** Start **

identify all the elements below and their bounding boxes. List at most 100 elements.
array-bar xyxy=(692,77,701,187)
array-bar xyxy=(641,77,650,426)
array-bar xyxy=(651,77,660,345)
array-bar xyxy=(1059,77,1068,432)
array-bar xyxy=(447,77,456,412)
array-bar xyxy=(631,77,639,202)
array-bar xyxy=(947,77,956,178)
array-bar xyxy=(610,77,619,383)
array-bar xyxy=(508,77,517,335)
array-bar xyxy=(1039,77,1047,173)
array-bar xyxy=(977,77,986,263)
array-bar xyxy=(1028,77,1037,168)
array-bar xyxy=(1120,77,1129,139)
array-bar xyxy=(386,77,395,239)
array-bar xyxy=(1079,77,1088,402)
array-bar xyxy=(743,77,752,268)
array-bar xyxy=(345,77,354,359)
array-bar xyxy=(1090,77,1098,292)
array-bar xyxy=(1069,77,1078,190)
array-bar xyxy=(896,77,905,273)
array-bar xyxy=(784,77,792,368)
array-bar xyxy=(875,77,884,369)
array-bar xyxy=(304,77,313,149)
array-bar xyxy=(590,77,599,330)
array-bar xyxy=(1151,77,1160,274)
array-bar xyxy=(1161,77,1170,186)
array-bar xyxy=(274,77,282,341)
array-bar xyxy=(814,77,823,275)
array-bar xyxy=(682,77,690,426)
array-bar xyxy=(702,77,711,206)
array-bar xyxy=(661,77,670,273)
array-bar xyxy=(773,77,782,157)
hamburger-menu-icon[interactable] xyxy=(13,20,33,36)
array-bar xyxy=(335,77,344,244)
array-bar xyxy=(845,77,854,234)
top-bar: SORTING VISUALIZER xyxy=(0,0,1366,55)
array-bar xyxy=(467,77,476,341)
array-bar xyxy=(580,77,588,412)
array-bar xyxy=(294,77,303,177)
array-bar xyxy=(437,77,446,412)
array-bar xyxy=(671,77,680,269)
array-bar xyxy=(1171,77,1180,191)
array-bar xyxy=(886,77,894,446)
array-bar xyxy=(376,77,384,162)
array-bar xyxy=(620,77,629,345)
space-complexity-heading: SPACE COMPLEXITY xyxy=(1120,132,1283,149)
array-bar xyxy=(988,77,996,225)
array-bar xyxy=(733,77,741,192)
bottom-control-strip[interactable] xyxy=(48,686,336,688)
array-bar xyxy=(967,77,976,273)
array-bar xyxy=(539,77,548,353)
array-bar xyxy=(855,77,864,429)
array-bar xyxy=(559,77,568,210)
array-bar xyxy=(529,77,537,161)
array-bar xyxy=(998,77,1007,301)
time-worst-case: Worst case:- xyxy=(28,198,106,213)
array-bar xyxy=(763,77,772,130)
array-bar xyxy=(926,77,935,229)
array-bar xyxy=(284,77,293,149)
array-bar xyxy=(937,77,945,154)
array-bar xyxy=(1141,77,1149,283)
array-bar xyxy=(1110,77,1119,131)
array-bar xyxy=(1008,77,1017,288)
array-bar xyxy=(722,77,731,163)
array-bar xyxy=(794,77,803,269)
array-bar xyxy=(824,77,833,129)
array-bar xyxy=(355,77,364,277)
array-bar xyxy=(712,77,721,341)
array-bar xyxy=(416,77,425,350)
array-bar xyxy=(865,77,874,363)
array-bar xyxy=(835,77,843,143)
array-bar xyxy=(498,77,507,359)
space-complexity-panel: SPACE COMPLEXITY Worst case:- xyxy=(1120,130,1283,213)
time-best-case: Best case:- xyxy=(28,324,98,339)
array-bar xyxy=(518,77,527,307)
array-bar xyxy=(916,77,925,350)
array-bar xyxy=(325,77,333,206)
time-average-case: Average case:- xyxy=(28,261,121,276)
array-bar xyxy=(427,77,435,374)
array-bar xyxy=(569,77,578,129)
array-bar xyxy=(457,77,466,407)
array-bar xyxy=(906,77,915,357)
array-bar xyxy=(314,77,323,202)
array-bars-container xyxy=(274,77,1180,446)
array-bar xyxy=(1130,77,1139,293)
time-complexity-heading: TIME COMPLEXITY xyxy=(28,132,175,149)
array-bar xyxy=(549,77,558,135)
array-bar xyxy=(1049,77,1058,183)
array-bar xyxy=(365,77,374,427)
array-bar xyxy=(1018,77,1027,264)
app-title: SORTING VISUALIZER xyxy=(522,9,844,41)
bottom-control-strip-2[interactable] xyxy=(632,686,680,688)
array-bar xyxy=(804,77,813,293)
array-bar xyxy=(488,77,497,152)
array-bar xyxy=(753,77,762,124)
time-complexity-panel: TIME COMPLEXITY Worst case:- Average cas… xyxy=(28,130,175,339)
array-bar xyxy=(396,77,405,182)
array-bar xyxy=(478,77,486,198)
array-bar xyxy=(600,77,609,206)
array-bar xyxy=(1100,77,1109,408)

** End **
** Start **

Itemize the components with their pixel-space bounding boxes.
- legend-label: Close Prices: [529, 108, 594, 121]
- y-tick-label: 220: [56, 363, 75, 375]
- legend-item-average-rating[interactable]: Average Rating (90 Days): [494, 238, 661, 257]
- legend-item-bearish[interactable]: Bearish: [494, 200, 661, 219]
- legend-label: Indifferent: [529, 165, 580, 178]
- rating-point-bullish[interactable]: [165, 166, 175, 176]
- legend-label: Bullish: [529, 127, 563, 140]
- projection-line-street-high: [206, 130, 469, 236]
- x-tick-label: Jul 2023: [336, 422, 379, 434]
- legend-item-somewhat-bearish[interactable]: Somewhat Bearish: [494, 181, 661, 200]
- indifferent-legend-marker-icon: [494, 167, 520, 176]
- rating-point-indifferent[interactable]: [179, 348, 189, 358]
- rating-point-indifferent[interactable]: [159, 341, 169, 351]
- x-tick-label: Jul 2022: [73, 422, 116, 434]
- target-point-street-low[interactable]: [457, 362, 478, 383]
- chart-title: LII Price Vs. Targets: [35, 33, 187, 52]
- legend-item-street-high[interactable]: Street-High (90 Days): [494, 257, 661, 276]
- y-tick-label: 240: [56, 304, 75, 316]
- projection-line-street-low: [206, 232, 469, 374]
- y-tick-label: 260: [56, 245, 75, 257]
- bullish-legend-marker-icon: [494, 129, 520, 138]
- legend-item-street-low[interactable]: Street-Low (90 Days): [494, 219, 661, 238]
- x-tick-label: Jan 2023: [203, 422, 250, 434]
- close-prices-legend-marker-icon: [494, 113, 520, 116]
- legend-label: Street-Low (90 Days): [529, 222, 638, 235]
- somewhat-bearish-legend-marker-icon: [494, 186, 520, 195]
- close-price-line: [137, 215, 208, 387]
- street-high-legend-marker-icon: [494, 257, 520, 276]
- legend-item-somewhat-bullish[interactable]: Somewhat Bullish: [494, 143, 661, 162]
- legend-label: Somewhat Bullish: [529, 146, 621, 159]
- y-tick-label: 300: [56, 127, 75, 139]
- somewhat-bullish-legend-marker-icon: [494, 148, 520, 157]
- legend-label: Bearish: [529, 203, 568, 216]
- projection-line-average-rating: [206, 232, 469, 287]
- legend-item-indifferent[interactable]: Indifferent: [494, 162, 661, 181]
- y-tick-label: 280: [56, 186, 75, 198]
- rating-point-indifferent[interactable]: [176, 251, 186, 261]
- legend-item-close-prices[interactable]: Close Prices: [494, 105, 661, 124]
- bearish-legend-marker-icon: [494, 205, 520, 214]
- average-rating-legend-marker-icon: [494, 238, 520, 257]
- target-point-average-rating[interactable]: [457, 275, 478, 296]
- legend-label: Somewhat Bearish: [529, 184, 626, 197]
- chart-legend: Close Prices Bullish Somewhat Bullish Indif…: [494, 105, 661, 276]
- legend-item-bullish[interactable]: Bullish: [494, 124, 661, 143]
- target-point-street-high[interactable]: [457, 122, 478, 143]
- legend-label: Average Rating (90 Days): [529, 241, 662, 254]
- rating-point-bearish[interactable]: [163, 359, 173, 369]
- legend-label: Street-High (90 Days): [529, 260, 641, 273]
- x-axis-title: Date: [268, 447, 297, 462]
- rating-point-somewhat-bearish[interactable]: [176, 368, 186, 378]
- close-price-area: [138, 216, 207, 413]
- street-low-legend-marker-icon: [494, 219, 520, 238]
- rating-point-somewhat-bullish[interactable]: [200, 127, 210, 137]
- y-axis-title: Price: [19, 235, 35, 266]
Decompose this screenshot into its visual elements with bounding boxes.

** End **
** Start **

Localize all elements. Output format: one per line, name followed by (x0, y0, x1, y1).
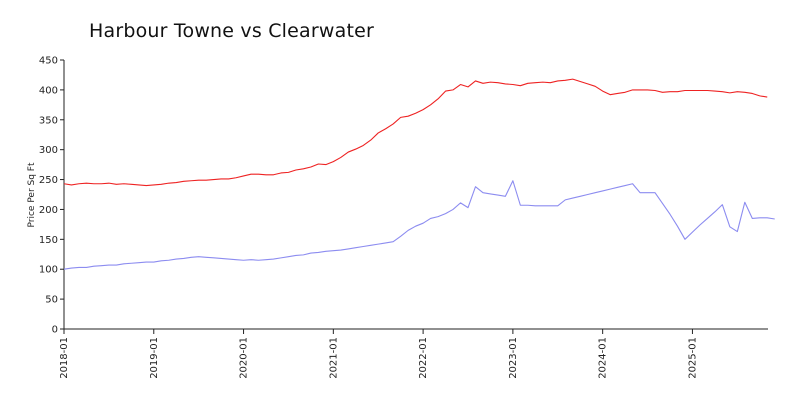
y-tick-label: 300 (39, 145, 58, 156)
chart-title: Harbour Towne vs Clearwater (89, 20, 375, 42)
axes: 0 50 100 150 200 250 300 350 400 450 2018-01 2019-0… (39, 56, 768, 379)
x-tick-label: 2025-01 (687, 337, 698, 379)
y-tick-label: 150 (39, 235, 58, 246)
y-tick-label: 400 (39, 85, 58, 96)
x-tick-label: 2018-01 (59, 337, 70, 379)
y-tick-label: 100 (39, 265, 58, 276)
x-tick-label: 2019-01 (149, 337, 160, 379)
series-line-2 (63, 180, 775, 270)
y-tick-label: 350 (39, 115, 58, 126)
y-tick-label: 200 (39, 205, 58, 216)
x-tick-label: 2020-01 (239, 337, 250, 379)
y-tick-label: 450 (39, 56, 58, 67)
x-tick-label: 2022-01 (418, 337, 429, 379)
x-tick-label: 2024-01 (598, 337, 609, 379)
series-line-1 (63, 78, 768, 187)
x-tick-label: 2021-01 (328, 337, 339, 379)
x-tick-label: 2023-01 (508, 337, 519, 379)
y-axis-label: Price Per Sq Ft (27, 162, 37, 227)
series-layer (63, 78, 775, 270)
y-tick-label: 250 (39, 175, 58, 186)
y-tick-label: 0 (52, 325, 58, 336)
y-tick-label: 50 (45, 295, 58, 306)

** End **

Stated problem: Please copy the records above word for word, starting at the line that contains "Itemize the components" and ending at the line that contains "- x-tick-label: Jul 2023: [336, 422, 379, 434]", with both of those lines included.

Written response:
Itemize the components with their pixel-space bounding boxes.
- legend-label: Close Prices: [529, 108, 594, 121]
- y-tick-label: 220: [56, 363, 75, 375]
- legend-item-average-rating[interactable]: Average Rating (90 Days): [494, 238, 661, 257]
- legend-item-bearish[interactable]: Bearish: [494, 200, 661, 219]
- legend-label: Indifferent: [529, 165, 580, 178]
- rating-point-bullish[interactable]: [165, 166, 175, 176]
- legend-label: Bullish: [529, 127, 563, 140]
- projection-line-street-high: [206, 130, 469, 236]
- x-tick-label: Jul 2023: [336, 422, 379, 434]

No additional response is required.